### GIVEN ENTRIES
+ + + +
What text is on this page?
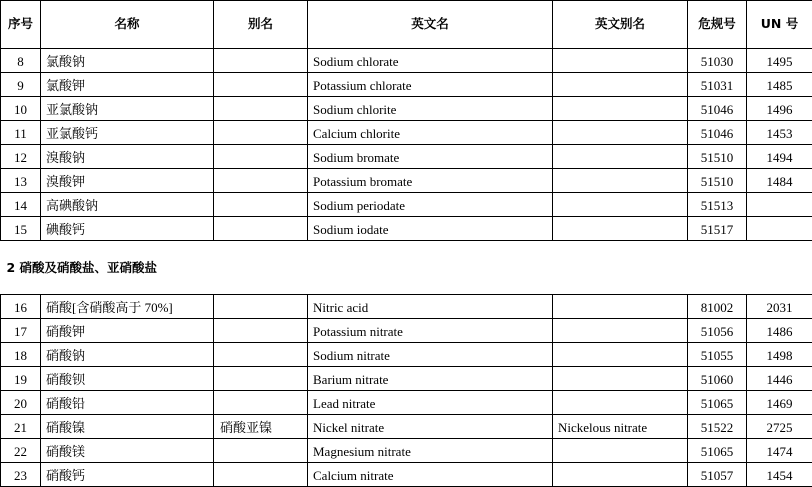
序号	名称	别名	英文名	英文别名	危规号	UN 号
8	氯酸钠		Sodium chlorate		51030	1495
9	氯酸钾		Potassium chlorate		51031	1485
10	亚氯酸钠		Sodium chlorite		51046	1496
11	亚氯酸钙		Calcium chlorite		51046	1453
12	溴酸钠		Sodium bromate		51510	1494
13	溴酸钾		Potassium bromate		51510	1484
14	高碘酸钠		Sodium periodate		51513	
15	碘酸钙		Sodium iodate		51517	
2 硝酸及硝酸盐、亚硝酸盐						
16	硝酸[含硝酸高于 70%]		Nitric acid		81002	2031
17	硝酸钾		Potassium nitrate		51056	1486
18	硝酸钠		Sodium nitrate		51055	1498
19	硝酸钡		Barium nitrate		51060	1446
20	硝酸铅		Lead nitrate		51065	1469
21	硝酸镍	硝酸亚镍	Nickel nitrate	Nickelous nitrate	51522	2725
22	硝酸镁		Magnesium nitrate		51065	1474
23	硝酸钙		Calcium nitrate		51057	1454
+ + + +
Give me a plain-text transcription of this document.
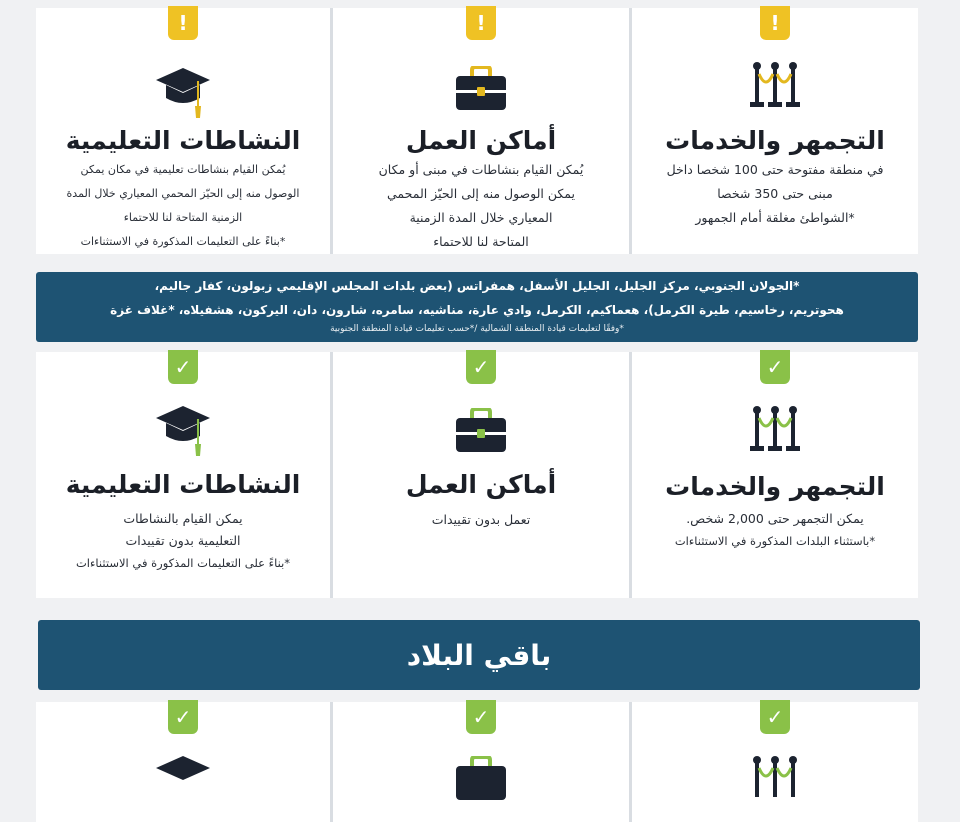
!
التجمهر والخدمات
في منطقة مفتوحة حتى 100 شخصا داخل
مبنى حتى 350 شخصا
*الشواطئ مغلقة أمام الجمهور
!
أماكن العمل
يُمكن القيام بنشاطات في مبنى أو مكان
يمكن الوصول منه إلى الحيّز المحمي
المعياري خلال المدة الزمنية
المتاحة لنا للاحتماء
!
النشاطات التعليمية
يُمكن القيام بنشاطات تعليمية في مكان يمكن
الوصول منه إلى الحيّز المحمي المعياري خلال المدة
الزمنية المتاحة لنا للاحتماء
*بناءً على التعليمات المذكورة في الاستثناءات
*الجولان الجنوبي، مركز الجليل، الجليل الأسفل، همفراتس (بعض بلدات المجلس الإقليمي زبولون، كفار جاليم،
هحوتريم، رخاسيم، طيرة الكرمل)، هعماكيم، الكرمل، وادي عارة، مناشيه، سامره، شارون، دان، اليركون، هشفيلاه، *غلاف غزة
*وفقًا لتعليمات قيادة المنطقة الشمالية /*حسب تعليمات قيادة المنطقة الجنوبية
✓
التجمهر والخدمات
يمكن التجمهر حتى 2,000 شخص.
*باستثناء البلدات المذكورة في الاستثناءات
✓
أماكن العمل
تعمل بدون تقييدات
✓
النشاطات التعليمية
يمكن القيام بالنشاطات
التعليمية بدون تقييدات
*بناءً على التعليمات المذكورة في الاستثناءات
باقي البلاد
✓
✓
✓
+ + + +
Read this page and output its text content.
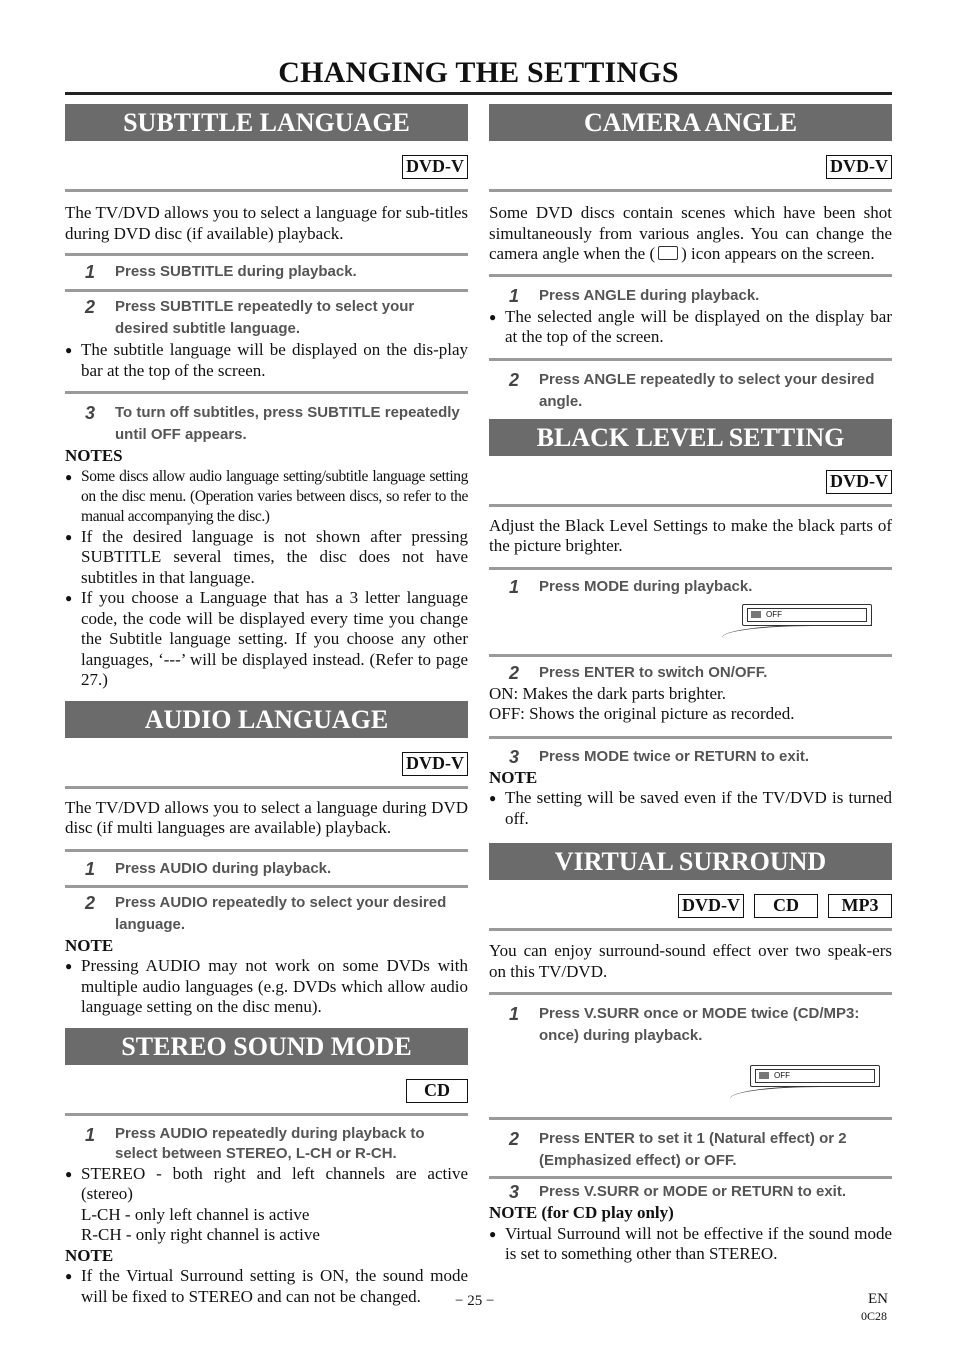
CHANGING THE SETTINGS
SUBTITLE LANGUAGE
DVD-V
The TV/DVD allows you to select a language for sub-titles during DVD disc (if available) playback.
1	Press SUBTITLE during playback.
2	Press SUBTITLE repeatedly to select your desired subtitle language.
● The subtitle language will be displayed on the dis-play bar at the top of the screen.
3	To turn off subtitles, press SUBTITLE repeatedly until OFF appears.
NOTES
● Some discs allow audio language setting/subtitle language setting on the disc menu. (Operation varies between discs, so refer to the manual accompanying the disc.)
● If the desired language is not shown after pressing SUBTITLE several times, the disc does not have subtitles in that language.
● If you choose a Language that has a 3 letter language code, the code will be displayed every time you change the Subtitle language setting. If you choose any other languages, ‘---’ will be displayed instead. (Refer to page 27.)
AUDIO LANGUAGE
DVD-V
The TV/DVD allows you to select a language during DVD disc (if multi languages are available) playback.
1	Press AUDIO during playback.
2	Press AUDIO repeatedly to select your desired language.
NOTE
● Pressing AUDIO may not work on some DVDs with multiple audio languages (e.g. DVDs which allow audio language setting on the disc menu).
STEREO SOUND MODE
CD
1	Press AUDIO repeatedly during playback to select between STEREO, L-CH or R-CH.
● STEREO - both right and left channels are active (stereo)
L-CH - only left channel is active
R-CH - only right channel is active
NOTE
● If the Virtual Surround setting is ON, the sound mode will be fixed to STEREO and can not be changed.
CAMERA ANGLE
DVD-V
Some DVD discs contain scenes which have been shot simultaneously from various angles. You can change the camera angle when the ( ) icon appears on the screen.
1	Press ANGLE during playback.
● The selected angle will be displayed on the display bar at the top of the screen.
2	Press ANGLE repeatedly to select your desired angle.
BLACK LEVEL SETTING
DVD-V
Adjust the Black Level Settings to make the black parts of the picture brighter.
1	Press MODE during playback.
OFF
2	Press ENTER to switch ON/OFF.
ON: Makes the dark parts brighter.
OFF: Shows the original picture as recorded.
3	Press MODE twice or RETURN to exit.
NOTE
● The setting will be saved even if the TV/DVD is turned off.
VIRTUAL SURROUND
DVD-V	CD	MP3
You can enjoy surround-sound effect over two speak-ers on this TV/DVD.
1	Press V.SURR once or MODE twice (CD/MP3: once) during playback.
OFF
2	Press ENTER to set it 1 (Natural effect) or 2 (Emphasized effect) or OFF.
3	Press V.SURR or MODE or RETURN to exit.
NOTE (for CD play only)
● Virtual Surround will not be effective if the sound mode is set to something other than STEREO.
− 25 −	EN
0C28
+ + + +
### CHALLENGE
Look over the records above and copy each line that includes the string "Sodium".

### SOLUTION TO THIS EXERCISE
8	氯酸钠		Sodium chlorate		51030	1495
10	亚氯酸钠		Sodium chlorite		51046	1496
12	溴酸钠		Sodium bromate		51510	1494
14	高碘酸钠		Sodium periodate		51513	
15	碘酸钙		Sodium iodate		51517	
18	硝酸钠		Sodium nitrate		51055	1498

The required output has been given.